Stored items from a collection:
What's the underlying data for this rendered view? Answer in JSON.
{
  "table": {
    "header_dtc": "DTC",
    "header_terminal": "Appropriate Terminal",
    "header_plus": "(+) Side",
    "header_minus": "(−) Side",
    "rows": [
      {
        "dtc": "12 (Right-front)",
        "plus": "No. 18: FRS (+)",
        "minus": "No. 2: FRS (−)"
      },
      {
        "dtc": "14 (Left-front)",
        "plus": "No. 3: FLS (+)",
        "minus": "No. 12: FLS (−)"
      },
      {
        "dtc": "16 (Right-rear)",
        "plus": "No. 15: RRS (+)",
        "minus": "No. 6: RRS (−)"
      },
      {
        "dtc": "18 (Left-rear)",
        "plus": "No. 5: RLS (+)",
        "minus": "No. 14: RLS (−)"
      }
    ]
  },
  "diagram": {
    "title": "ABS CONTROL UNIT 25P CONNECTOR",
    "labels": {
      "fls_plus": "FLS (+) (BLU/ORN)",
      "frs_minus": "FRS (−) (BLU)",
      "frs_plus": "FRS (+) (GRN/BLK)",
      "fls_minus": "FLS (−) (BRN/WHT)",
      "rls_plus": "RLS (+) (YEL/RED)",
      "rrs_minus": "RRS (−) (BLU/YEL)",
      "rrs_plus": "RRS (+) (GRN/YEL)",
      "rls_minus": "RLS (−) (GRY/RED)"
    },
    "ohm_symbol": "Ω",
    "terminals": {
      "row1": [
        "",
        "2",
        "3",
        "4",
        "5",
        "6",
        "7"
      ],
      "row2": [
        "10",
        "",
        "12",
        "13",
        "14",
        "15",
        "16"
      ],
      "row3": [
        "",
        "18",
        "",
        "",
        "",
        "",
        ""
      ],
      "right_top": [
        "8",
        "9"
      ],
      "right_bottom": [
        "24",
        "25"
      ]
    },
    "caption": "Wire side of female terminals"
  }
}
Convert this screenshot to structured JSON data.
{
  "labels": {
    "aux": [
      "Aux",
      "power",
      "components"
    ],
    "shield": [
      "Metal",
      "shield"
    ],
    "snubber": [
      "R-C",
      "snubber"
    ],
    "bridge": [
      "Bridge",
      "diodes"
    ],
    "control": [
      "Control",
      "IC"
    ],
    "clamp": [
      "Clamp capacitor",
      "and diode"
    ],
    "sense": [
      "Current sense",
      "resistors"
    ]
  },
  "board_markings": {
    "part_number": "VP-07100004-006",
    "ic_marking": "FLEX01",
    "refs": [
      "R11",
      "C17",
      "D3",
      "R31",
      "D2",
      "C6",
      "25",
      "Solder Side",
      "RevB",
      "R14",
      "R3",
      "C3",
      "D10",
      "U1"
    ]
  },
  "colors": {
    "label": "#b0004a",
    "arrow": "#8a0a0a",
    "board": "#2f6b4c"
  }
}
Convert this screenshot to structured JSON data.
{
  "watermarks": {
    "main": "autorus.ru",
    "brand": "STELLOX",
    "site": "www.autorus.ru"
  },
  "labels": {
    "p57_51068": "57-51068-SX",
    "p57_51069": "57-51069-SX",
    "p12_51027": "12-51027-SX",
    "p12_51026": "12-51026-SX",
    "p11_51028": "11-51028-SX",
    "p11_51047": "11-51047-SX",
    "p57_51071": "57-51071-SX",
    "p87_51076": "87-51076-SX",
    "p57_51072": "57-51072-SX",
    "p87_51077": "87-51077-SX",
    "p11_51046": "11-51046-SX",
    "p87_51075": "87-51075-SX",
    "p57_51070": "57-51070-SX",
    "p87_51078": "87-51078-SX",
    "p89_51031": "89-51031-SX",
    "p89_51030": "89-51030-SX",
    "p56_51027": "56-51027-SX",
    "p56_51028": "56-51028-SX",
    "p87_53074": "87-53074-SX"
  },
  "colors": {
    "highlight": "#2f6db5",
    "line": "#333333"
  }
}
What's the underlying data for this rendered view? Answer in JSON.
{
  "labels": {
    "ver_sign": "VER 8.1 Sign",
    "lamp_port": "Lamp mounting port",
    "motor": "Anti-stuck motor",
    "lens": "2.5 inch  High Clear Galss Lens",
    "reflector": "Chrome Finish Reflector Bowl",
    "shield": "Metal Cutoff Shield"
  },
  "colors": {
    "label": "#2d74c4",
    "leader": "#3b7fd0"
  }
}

■ Do this: Each line must be given again exactly as written above.

■ Task result:
What's the underlying data for this rendered view? Answer in JSON.
{
  "table": {
    "header_dtc": "DTC",
    "header_terminal": "Appropriate Terminal",
    "header_plus": "(+) Side",
    "header_minus": "(−) Side",
    "rows": [
      {
        "dtc": "12 (Right-front)",
        "plus": "No. 18: FRS (+)",
        "minus": "No. 2: FRS (−)"
      },
      {
        "dtc": "14 (Left-front)",
        "plus": "No. 3: FLS (+)",
        "minus": "No. 12: FLS (−)"
      },
      {
        "dtc": "16 (Right-rear)",
        "plus": "No. 15: RRS (+)",
        "minus": "No. 6: RRS (−)"
      },
      {
        "dtc": "18 (Left-rear)",
        "plus": "No. 5: RLS (+)",
        "minus": "No. 14: RLS (−)"
      }
    ]
  },
  "diagram": {
    "title": "ABS CONTROL UNIT 25P CONNECTOR",
    "labels": {
      "fls_plus": "FLS (+) (BLU/ORN)",
      "frs_minus": "FRS (−) (BLU)",
      "frs_plus": "FRS (+) (GRN/BLK)",
      "fls_minus": "FLS (−) (BRN/WHT)",
      "rls_plus": "RLS (+) (YEL/RED)",
      "rrs_minus": "RRS (−) (BLU/YEL)",
      "rrs_plus": "RRS (+) (GRN/YEL)",
      "rls_minus": "RLS (−) (GRY/RED)"
    },
    "ohm_symbol": "Ω",
    "terminals": {
      "row1": [
        "",
        "2",
        "3",
        "4",
        "5",
        "6",
        "7"
      ],
      "row2": [
        "10",
        "",
        "12",
        "13",
        "14",
        "15",
        "16"
      ],
      "row3": [
        "",
        "18",
        "",
        "",
        "",
        "",
        ""
      ],
      "right_top": [
        "8",
        "9"
      ],
      "right_bottom": [
        "24",
        "25"
      ]
    },
    "caption": "Wire side of female terminals"
  }
}
Convert this screenshot to structured JSON data.
{
  "labels": {
    "aux": [
      "Aux",
      "power",
      "components"
    ],
    "shield": [
      "Metal",
      "shield"
    ],
    "snubber": [
      "R-C",
      "snubber"
    ],
    "bridge": [
      "Bridge",
      "diodes"
    ],
    "control": [
      "Control",
      "IC"
    ],
    "clamp": [
      "Clamp capacitor",
      "and diode"
    ],
    "sense": [
      "Current sense",
      "resistors"
    ]
  },
  "board_markings": {
    "part_number": "VP-07100004-006",
    "ic_marking": "FLEX01",
    "refs": [
      "R11",
      "C17",
      "D3",
      "R31",
      "D2",
      "C6",
      "25",
      "Solder Side",
      "RevB",
      "R14",
      "R3",
      "C3",
      "D10",
      "U1"
    ]
  },
  "colors": {
    "label": "#b0004a",
    "arrow": "#8a0a0a",
    "board": "#2f6b4c"
  }
}
Convert this screenshot to structured JSON data.
{
  "watermarks": {
    "main": "autorus.ru",
    "brand": "STELLOX",
    "site": "www.autorus.ru"
  },
  "labels": {
    "p57_51068": "57-51068-SX",
    "p57_51069": "57-51069-SX",
    "p12_51027": "12-51027-SX",
    "p12_51026": "12-51026-SX",
    "p11_51028": "11-51028-SX",
    "p11_51047": "11-51047-SX",
    "p57_51071": "57-51071-SX",
    "p87_51076": "87-51076-SX",
    "p57_51072": "57-51072-SX",
    "p87_51077": "87-51077-SX",
    "p11_51046": "11-51046-SX",
    "p87_51075": "87-51075-SX",
    "p57_51070": "57-51070-SX",
    "p87_51078": "87-51078-SX",
    "p89_51031": "89-51031-SX",
    "p89_51030": "89-51030-SX",
    "p56_51027": "56-51027-SX",
    "p56_51028": "56-51028-SX",
    "p87_53074": "87-53074-SX"
  },
  "colors": {
    "highlight": "#2f6db5",
    "line": "#333333"
  }
}
What's the underlying data for this rendered view? Answer in JSON.
{
  "labels": {
    "ver_sign": "VER 8.1 Sign",
    "lamp_port": "Lamp mounting port",
    "motor": "Anti-stuck motor",
    "lens": "2.5 inch  High Clear Galss Lens",
    "reflector": "Chrome Finish Reflector Bowl",
    "shield": "Metal Cutoff Shield"
  },
  "colors": {
    "label": "#2d74c4",
    "leader": "#3b7fd0"
  }
}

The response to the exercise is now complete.